## What to work on
Everything in the listing should be restated word for word.

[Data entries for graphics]
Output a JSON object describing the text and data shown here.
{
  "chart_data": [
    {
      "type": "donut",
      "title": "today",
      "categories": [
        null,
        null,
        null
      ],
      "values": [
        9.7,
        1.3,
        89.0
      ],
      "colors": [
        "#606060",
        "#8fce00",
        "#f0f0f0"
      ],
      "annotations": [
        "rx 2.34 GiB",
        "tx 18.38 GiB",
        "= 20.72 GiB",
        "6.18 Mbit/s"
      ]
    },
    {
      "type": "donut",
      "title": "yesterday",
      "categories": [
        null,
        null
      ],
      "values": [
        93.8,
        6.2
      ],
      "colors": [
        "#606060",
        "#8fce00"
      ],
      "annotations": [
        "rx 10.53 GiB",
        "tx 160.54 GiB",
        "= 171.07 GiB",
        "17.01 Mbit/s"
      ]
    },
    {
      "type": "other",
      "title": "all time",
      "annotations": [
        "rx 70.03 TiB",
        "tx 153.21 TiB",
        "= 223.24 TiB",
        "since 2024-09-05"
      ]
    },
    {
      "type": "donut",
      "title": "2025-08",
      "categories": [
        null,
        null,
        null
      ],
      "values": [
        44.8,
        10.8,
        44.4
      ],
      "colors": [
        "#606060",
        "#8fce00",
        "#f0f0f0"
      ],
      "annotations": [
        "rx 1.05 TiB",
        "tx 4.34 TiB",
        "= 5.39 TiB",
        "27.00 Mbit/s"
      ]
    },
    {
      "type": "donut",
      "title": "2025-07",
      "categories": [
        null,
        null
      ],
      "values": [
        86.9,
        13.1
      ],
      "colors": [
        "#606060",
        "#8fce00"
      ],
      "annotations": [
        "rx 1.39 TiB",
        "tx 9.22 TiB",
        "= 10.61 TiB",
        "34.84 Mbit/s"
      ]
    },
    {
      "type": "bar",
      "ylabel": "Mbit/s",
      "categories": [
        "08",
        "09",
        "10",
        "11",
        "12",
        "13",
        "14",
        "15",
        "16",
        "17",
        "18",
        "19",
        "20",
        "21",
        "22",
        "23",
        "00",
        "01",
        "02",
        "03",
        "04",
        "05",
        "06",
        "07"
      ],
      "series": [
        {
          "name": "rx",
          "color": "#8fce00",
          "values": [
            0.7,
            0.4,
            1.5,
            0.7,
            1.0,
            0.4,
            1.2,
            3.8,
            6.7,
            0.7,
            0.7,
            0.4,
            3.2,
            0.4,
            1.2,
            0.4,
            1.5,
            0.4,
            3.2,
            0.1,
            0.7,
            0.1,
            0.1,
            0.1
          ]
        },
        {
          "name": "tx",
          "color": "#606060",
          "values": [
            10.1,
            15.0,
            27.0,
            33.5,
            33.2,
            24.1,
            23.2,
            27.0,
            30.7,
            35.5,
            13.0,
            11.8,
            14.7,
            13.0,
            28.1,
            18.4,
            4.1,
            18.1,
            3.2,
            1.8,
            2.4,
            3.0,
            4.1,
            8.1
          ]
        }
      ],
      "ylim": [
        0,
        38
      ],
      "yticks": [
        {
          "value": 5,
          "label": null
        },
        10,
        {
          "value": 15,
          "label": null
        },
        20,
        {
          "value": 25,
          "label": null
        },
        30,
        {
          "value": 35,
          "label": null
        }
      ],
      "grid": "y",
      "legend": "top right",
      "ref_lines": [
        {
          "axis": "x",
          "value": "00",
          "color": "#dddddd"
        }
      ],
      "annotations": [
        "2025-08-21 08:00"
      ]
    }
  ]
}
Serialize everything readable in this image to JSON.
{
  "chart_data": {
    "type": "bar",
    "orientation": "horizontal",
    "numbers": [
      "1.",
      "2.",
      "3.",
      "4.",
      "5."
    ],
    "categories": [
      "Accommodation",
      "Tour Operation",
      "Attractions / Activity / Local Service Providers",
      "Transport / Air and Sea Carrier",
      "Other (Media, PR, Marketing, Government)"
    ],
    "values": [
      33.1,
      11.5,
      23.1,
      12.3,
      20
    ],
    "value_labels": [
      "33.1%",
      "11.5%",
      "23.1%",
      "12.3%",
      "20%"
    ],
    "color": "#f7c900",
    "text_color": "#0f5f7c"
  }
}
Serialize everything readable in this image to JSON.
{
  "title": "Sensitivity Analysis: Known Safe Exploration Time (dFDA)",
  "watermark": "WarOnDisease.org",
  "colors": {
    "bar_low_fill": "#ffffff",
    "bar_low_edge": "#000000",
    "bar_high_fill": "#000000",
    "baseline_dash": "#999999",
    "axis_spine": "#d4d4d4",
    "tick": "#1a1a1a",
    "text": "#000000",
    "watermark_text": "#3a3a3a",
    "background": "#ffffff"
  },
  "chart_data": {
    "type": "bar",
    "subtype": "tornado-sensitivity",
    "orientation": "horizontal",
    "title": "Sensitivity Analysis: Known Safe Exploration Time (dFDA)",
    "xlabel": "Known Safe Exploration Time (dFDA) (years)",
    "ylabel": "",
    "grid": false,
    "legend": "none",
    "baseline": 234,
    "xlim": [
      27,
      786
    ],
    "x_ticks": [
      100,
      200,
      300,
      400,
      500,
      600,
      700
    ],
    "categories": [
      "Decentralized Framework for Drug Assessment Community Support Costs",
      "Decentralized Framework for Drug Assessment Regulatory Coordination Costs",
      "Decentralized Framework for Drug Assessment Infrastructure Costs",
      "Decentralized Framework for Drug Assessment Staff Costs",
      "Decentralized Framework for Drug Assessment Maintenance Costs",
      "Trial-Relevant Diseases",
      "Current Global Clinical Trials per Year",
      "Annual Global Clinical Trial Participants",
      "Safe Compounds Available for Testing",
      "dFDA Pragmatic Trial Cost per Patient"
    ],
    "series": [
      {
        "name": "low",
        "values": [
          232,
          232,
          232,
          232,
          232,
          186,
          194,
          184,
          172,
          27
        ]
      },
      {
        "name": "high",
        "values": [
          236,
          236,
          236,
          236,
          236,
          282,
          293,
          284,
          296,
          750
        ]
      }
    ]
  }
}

## Expected answer
Output a JSON object describing the text and data shown here.
{
  "chart_data": [
    {
      "type": "donut",
      "title": "today",
      "categories": [
        null,
        null,
        null
      ],
      "values": [
        9.7,
        1.3,
        89.0
      ],
      "colors": [
        "#606060",
        "#8fce00",
        "#f0f0f0"
      ],
      "annotations": [
        "rx 2.34 GiB",
        "tx 18.38 GiB",
        "= 20.72 GiB",
        "6.18 Mbit/s"
      ]
    },
    {
      "type": "donut",
      "title": "yesterday",
      "categories": [
        null,
        null
      ],
      "values": [
        93.8,
        6.2
      ],
      "colors": [
        "#606060",
        "#8fce00"
      ],
      "annotations": [
        "rx 10.53 GiB",
        "tx 160.54 GiB",
        "= 171.07 GiB",
        "17.01 Mbit/s"
      ]
    },
    {
      "type": "other",
      "title": "all time",
      "annotations": [
        "rx 70.03 TiB",
        "tx 153.21 TiB",
        "= 223.24 TiB",
        "since 2024-09-05"
      ]
    },
    {
      "type": "donut",
      "title": "2025-08",
      "categories": [
        null,
        null,
        null
      ],
      "values": [
        44.8,
        10.8,
        44.4
      ],
      "colors": [
        "#606060",
        "#8fce00",
        "#f0f0f0"
      ],
      "annotations": [
        "rx 1.05 TiB",
        "tx 4.34 TiB",
        "= 5.39 TiB",
        "27.00 Mbit/s"
      ]
    },
    {
      "type": "donut",
      "title": "2025-07",
      "categories": [
        null,
        null
      ],
      "values": [
        86.9,
        13.1
      ],
      "colors": [
        "#606060",
        "#8fce00"
      ],
      "annotations": [
        "rx 1.39 TiB",
        "tx 9.22 TiB",
        "= 10.61 TiB",
        "34.84 Mbit/s"
      ]
    },
    {
      "type": "bar",
      "ylabel": "Mbit/s",
      "categories": [
        "08",
        "09",
        "10",
        "11",
        "12",
        "13",
        "14",
        "15",
        "16",
        "17",
        "18",
        "19",
        "20",
        "21",
        "22",
        "23",
        "00",
        "01",
        "02",
        "03",
        "04",
        "05",
        "06",
        "07"
      ],
      "series": [
        {
          "name": "rx",
          "color": "#8fce00",
          "values": [
            0.7,
            0.4,
            1.5,
            0.7,
            1.0,
            0.4,
            1.2,
            3.8,
            6.7,
            0.7,
            0.7,
            0.4,
            3.2,
            0.4,
            1.2,
            0.4,
            1.5,
            0.4,
            3.2,
            0.1,
            0.7,
            0.1,
            0.1,
            0.1
          ]
        },
        {
          "name": "tx",
          "color": "#606060",
          "values": [
            10.1,
            15.0,
            27.0,
            33.5,
            33.2,
            24.1,
            23.2,
            27.0,
            30.7,
            35.5,
            13.0,
            11.8,
            14.7,
            13.0,
            28.1,
            18.4,
            4.1,
            18.1,
            3.2,
            1.8,
            2.4,
            3.0,
            4.1,
            8.1
          ]
        }
      ],
      "ylim": [
        0,
        38
      ],
      "yticks": [
        {
          "value": 5,
          "label": null
        },
        10,
        {
          "value": 15,
          "label": null
        },
        20,
        {
          "value": 25,
          "label": null
        },
        30,
        {
          "value": 35,
          "label": null
        }
      ],
      "grid": "y",
      "legend": "top right",
      "ref_lines": [
        {
          "axis": "x",
          "value": "00",
          "color": "#dddddd"
        }
      ],
      "annotations": [
        "2025-08-21 08:00"
      ]
    }
  ]
}
Serialize everything readable in this image to JSON.
{
  "chart_data": {
    "type": "bar",
    "orientation": "horizontal",
    "numbers": [
      "1.",
      "2.",
      "3.",
      "4.",
      "5."
    ],
    "categories": [
      "Accommodation",
      "Tour Operation",
      "Attractions / Activity / Local Service Providers",
      "Transport / Air and Sea Carrier",
      "Other (Media, PR, Marketing, Government)"
    ],
    "values": [
      33.1,
      11.5,
      23.1,
      12.3,
      20
    ],
    "value_labels": [
      "33.1%",
      "11.5%",
      "23.1%",
      "12.3%",
      "20%"
    ],
    "color": "#f7c900",
    "text_color": "#0f5f7c"
  }
}
Serialize everything readable in this image to JSON.
{
  "title": "Sensitivity Analysis: Known Safe Exploration Time (dFDA)",
  "watermark": "WarOnDisease.org",
  "colors": {
    "bar_low_fill": "#ffffff",
    "bar_low_edge": "#000000",
    "bar_high_fill": "#000000",
    "baseline_dash": "#999999",
    "axis_spine": "#d4d4d4",
    "tick": "#1a1a1a",
    "text": "#000000",
    "watermark_text": "#3a3a3a",
    "background": "#ffffff"
  },
  "chart_data": {
    "type": "bar",
    "subtype": "tornado-sensitivity",
    "orientation": "horizontal",
    "title": "Sensitivity Analysis: Known Safe Exploration Time (dFDA)",
    "xlabel": "Known Safe Exploration Time (dFDA) (years)",
    "ylabel": "",
    "grid": false,
    "legend": "none",
    "baseline": 234,
    "xlim": [
      27,
      786
    ],
    "x_ticks": [
      100,
      200,
      300,
      400,
      500,
      600,
      700
    ],
    "categories": [
      "Decentralized Framework for Drug Assessment Community Support Costs",
      "Decentralized Framework for Drug Assessment Regulatory Coordination Costs",
      "Decentralized Framework for Drug Assessment Infrastructure Costs",
      "Decentralized Framework for Drug Assessment Staff Costs",
      "Decentralized Framework for Drug Assessment Maintenance Costs",
      "Trial-Relevant Diseases",
      "Current Global Clinical Trials per Year",
      "Annual Global Clinical Trial Participants",
      "Safe Compounds Available for Testing",
      "dFDA Pragmatic Trial Cost per Patient"
    ],
    "series": [
      {
        "name": "low",
        "values": [
          232,
          232,
          232,
          232,
          232,
          186,
          194,
          184,
          172,
          27
        ]
      },
      {
        "name": "high",
        "values": [
          236,
          236,
          236,
          236,
          236,
          282,
          293,
          284,
          296,
          750
        ]
      }
    ]
  }
}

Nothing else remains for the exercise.